EXTRACT PROVIDED:
►
Gents,
After much discussion with the wife, I have recieved the green light to proceed with building my homemade performance sports car. The primary goals are to keep the build cheap (and I mean cheap), reasonably light, and sturdy. My approach to car is to use ALOT of the components which I already have, and make purchases very sparingly.
In terms of my background, I work as a mechanical engineer at an engine performance and development company in Texas (doing engine testing, in-cylinder pressure data gathering/analysis, engine calibrations, etc...), 4 years experience in FSAE (for 3 cars), and 1 year of Mini Baja. ~4 years of Virginia region SCCA Autocross (DP, and SM class) and past Nissan mechanic, and long time bicycle mechanic (8 bike shops).
Sadly, this engineering desk job is deminishing my fabrication skills, and many moons have passed since I wrote codes for CNC machining for FSAE parts. And consequently, I'd like to keep this build caveman simple.
Goals:
1300 lbs
265ish hp
(4.9 lbs/hp)
$2,000 budget
I've decided to build a Middy Lotus 7-ish car powered by a 2L B18 engine, using a 1990 Acura Integra front subframe and suspension members, and a NA miata front subframe and front suspension members.
Weightwise, this may be challenging as:
front subframe: 16lbs
Pass side sub frame: 28.3lbs
rear subframe: 20lbs
driver side subframe: 31.7lbs
Subtotal: 96lbs
The front and rear subframes will be joined with four mild steel 2"x3" rectagular tubing above the subframes (3" sides placed vertically), and two 1"x1" square tubing below the subframes, which will form the spine of the car. Mild steel AISI 1020 intended (4130 is simply out of the budget, and I don't intend on approaching the yeild strength of the cheap 1020 stuff, and Youngs' Modulus is the same for 1020 and 4130). I'll be using my old faithful Lincoln SPT-135 MIG welder with Argon/CO2 shielding gas mix. Sorry, no showcar TIG work here.
◄
(Records from a data collection)
►
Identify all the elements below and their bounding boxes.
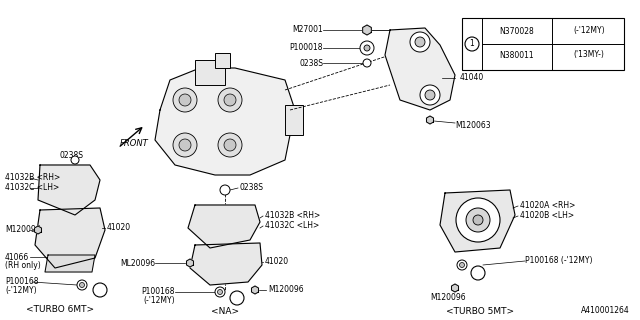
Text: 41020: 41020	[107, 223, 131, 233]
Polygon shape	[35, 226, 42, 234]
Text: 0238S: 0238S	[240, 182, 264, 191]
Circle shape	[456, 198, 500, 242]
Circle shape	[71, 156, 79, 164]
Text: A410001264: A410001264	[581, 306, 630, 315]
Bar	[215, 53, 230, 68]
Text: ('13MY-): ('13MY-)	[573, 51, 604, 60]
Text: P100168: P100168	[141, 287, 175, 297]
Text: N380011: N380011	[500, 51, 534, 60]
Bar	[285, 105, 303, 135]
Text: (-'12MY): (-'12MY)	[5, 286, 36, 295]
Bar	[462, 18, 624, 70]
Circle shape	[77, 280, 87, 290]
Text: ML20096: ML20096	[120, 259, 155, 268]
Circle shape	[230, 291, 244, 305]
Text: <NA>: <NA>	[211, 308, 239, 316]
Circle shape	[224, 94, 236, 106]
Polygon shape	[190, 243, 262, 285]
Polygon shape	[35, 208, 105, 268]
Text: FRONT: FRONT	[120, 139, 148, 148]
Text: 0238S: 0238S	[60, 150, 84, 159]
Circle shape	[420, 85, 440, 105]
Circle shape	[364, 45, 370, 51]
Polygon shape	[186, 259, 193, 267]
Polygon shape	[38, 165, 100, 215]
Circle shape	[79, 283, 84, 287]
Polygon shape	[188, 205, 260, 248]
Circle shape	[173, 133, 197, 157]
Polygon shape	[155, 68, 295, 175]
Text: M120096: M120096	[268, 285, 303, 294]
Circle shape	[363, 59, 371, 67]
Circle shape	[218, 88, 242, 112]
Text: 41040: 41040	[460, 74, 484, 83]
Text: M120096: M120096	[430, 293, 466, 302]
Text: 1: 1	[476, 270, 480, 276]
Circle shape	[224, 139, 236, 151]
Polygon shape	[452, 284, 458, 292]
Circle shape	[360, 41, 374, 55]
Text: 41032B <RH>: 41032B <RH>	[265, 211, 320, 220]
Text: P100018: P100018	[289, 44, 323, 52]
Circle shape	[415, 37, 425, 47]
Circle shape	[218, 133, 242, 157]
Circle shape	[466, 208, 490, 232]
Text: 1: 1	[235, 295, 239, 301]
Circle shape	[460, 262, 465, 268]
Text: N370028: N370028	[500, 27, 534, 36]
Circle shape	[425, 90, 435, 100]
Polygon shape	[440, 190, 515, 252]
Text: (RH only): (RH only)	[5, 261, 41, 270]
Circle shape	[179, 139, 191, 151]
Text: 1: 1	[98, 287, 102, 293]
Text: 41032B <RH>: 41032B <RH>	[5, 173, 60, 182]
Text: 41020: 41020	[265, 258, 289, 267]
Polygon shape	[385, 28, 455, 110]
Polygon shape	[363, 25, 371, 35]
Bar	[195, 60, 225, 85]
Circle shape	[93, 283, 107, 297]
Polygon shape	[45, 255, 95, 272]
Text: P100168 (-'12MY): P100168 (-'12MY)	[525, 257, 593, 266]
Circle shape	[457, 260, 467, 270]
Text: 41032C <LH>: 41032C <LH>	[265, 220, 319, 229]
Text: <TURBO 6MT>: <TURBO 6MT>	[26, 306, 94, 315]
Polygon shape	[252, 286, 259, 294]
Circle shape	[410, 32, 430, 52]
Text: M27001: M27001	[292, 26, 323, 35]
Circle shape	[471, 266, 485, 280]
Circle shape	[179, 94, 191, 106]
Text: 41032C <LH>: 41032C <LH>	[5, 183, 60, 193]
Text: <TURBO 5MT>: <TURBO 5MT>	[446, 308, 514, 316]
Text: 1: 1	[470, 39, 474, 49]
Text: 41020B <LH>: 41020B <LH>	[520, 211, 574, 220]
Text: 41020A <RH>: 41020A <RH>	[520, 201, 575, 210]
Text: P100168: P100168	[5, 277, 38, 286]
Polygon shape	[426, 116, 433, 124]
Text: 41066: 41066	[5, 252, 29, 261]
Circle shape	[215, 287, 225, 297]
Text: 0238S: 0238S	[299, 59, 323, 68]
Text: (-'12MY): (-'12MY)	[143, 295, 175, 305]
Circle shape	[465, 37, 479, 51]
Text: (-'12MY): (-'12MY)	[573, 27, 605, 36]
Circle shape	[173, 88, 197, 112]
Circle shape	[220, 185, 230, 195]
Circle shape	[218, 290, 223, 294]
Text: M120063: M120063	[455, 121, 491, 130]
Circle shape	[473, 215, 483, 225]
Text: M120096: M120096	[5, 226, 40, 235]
◄
►
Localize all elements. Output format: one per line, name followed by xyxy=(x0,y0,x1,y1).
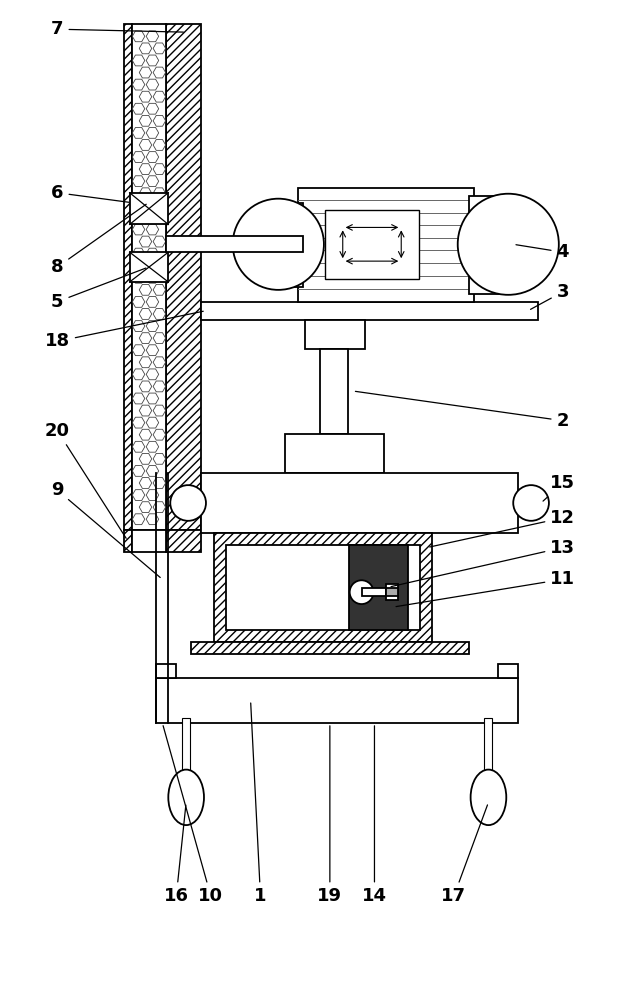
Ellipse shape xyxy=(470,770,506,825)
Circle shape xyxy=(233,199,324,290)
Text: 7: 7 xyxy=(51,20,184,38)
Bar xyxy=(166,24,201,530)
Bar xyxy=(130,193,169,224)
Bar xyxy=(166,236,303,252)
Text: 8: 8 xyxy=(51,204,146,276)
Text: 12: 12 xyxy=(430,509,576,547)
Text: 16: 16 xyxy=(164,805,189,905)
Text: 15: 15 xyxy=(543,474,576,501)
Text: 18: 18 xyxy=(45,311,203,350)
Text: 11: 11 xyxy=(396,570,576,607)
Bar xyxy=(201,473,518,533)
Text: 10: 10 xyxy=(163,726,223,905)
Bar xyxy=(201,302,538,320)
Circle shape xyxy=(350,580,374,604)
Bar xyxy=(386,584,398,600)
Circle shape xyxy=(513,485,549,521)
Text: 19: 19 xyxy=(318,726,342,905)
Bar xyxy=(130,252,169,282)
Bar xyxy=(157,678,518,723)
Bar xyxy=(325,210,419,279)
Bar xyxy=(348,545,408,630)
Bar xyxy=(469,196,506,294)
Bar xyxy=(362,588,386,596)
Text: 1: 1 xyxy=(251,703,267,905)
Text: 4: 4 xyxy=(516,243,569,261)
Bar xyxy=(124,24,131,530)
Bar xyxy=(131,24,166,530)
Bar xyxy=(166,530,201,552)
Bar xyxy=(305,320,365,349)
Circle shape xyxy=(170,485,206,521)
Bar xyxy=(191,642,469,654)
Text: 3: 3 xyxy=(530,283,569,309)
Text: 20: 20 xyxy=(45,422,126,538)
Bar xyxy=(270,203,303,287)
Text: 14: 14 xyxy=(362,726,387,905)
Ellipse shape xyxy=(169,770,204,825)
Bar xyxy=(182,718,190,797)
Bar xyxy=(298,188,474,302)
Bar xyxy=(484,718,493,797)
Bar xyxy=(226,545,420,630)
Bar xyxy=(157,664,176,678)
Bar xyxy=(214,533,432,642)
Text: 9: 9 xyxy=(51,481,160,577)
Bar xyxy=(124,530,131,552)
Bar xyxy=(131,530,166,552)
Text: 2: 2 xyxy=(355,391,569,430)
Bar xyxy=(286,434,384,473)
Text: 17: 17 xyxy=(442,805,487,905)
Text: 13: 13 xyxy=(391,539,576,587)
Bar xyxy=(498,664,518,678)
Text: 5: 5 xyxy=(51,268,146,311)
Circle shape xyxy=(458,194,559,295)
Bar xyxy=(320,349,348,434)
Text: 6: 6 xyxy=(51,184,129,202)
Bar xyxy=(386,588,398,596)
◄
►
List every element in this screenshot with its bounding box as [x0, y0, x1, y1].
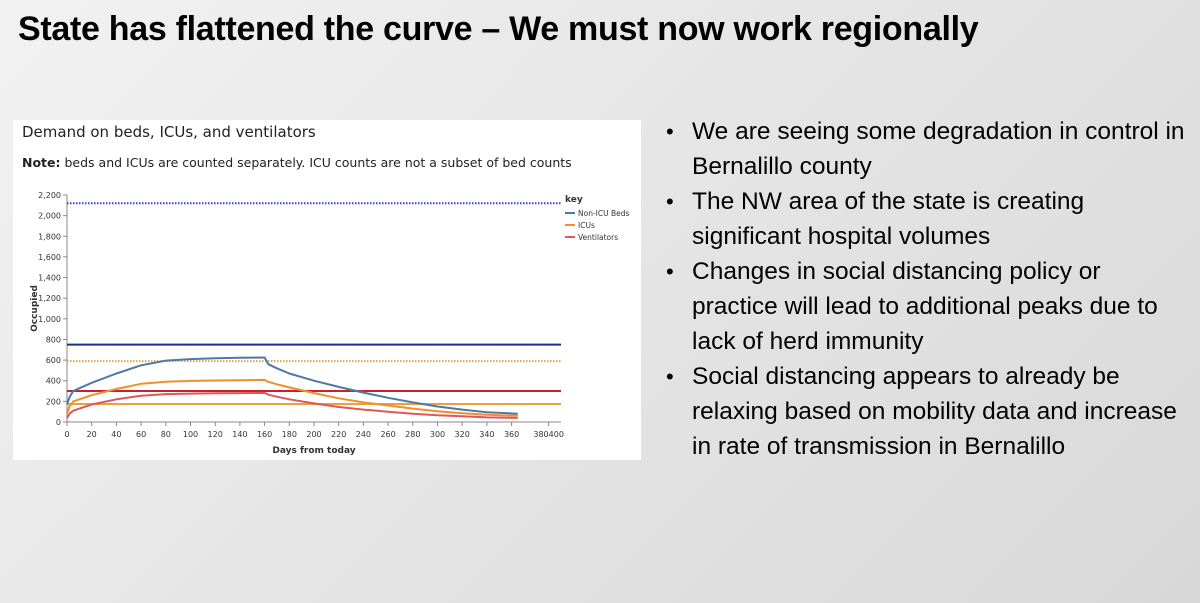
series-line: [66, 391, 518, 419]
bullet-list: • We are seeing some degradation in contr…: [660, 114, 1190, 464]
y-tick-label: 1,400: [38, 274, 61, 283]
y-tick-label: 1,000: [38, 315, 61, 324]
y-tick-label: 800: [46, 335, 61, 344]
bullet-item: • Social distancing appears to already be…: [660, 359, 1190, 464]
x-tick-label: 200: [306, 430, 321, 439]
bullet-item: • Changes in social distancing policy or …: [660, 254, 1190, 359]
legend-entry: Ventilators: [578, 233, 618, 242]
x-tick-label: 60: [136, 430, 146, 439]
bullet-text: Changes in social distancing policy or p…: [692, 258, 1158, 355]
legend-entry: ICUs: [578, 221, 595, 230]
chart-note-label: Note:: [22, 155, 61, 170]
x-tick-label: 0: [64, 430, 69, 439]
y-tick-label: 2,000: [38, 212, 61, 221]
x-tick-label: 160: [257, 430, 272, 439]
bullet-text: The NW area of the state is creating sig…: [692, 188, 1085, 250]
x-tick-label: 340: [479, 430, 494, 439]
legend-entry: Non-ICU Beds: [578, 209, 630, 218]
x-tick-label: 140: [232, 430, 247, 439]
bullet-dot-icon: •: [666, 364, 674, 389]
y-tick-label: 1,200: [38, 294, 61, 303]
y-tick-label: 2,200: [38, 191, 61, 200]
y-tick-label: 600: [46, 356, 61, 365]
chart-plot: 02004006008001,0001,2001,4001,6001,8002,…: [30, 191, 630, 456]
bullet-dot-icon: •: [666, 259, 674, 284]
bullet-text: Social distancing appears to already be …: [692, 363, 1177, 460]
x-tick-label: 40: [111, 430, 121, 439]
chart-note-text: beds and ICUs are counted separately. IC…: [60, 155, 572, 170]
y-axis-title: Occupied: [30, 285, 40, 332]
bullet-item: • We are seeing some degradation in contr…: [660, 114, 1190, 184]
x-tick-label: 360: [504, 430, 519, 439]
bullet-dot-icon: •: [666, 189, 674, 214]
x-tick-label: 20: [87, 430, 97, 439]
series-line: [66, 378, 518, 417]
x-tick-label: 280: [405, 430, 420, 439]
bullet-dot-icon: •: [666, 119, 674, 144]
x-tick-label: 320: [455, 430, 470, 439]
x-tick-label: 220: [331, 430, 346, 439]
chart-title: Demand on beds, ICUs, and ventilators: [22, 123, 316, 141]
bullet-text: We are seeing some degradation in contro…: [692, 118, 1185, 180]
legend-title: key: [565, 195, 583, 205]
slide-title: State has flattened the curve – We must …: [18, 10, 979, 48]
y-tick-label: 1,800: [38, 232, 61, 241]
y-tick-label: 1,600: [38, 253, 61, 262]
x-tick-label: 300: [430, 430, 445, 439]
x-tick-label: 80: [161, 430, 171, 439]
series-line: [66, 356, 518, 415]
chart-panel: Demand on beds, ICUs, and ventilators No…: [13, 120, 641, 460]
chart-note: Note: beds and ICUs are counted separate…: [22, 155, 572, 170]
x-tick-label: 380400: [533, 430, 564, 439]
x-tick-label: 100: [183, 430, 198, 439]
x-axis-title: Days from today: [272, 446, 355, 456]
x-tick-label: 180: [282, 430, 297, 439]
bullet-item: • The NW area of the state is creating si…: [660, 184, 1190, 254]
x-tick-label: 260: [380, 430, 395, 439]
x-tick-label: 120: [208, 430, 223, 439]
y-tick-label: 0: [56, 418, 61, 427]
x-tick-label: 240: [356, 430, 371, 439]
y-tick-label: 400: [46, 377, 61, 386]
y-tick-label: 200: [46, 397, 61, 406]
◄
WHAT TO DO:
1) From the car build post, list each subframe along with the weight given for it.
2) Please extend the car build post with a paragraph that picks up after its last sentence.

RESULTS BY TASK:
1)
- Front subframe: 16 lbs
- Pass side subframe: 28.3 lbs
- Rear subframe: 20 lbs
- Driver side subframe: 31.7 lbs

2)
I already have a 1-3/4" dia round tube main roll hoop from AISI 1020 with a triangulated rear X-brace (which is way overbuilt and intented for a 2500lb car), which will tie into the chassis in six locations:
X2 Roll hoop to Lower (Primary) Frame rail spine
X2 Roll hoop to chassis waist
X2 Rear X brace to upper shock tower/upper A-arm mount
weight: 68.5 lbs
The 2"x3" longitudinal rectangular lower box members will be in bending, and the upper 1"x1" square tubing from the roll hoop forward will be in compression. Rearward of the integra subframe, a removeable triangulated X-brace will tie the upper control arm pickup points, ala aerial At-om inspired. I intend to keep the car forward of the roll hoop very much Lotus 7-inspired.
With regards to vehicular motivation: Honda B series.
Why use a Honda B18? Simple. I've poured a foolish amount of money into building my 85mm bore B18A1 with Darton Sleeves, 12.5:1 CR JE Pistons, Manley 4340 Rods, Skunk2 Pro3 Cams, Skunk2 Pro valvesprings, Skunk2 titanium retainers, Skunk2 Pro intake manifold, match ported head, 76mm throttle body, yada yada yada, blah blah blah... In short, it revs to 9.5k, has measily torque, and makes ~265hp at the wheels.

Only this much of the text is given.